╭─ Task input
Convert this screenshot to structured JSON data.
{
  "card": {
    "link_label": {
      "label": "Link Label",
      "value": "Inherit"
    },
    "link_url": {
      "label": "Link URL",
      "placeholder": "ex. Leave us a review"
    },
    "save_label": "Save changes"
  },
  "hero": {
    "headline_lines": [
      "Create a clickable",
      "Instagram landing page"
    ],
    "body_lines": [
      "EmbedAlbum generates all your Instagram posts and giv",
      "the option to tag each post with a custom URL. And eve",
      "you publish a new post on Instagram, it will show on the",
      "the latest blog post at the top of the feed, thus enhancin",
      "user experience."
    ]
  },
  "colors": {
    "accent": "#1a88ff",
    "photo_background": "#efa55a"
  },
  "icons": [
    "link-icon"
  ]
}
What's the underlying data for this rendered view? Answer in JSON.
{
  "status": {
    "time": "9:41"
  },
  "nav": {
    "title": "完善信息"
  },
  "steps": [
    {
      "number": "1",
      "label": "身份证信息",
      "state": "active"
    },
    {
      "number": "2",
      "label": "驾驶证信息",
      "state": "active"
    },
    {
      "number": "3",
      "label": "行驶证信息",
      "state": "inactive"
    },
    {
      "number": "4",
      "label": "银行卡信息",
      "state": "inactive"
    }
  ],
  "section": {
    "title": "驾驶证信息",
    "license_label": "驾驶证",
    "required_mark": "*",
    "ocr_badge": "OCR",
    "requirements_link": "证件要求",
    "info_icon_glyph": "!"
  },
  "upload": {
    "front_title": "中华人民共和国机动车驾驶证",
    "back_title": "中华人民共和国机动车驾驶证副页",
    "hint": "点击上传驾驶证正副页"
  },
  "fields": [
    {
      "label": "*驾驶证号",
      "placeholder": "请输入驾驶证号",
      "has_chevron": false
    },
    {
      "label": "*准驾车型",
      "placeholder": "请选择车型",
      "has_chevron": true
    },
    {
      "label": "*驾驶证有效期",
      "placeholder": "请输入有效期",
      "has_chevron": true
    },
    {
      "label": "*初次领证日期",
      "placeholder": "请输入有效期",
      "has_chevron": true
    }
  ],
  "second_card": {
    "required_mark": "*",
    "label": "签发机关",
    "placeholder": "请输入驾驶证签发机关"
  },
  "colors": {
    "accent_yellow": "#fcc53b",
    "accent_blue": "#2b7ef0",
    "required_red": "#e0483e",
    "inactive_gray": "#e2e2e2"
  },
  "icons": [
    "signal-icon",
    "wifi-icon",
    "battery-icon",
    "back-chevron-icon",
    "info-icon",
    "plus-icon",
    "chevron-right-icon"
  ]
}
╰─
◆ Aim:
Quote the entire listing above exactly.

◆ The completed task:
Convert this screenshot to structured JSON data.
{
  "card": {
    "link_label": {
      "label": "Link Label",
      "value": "Inherit"
    },
    "link_url": {
      "label": "Link URL",
      "placeholder": "ex. Leave us a review"
    },
    "save_label": "Save changes"
  },
  "hero": {
    "headline_lines": [
      "Create a clickable",
      "Instagram landing page"
    ],
    "body_lines": [
      "EmbedAlbum generates all your Instagram posts and giv",
      "the option to tag each post with a custom URL. And eve",
      "you publish a new post on Instagram, it will show on the",
      "the latest blog post at the top of the feed, thus enhancin",
      "user experience."
    ]
  },
  "colors": {
    "accent": "#1a88ff",
    "photo_background": "#efa55a"
  },
  "icons": [
    "link-icon"
  ]
}
What's the underlying data for this rendered view? Answer in JSON.
{
  "status": {
    "time": "9:41"
  },
  "nav": {
    "title": "完善信息"
  },
  "steps": [
    {
      "number": "1",
      "label": "身份证信息",
      "state": "active"
    },
    {
      "number": "2",
      "label": "驾驶证信息",
      "state": "active"
    },
    {
      "number": "3",
      "label": "行驶证信息",
      "state": "inactive"
    },
    {
      "number": "4",
      "label": "银行卡信息",
      "state": "inactive"
    }
  ],
  "section": {
    "title": "驾驶证信息",
    "license_label": "驾驶证",
    "required_mark": "*",
    "ocr_badge": "OCR",
    "requirements_link": "证件要求",
    "info_icon_glyph": "!"
  },
  "upload": {
    "front_title": "中华人民共和国机动车驾驶证",
    "back_title": "中华人民共和国机动车驾驶证副页",
    "hint": "点击上传驾驶证正副页"
  },
  "fields": [
    {
      "label": "*驾驶证号",
      "placeholder": "请输入驾驶证号",
      "has_chevron": false
    },
    {
      "label": "*准驾车型",
      "placeholder": "请选择车型",
      "has_chevron": true
    },
    {
      "label": "*驾驶证有效期",
      "placeholder": "请输入有效期",
      "has_chevron": true
    },
    {
      "label": "*初次领证日期",
      "placeholder": "请输入有效期",
      "has_chevron": true
    }
  ],
  "second_card": {
    "required_mark": "*",
    "label": "签发机关",
    "placeholder": "请输入驾驶证签发机关"
  },
  "colors": {
    "accent_yellow": "#fcc53b",
    "accent_blue": "#2b7ef0",
    "required_red": "#e0483e",
    "inactive_gray": "#e2e2e2"
  },
  "icons": [
    "signal-icon",
    "wifi-icon",
    "battery-icon",
    "back-chevron-icon",
    "info-icon",
    "plus-icon",
    "chevron-right-icon"
  ]
}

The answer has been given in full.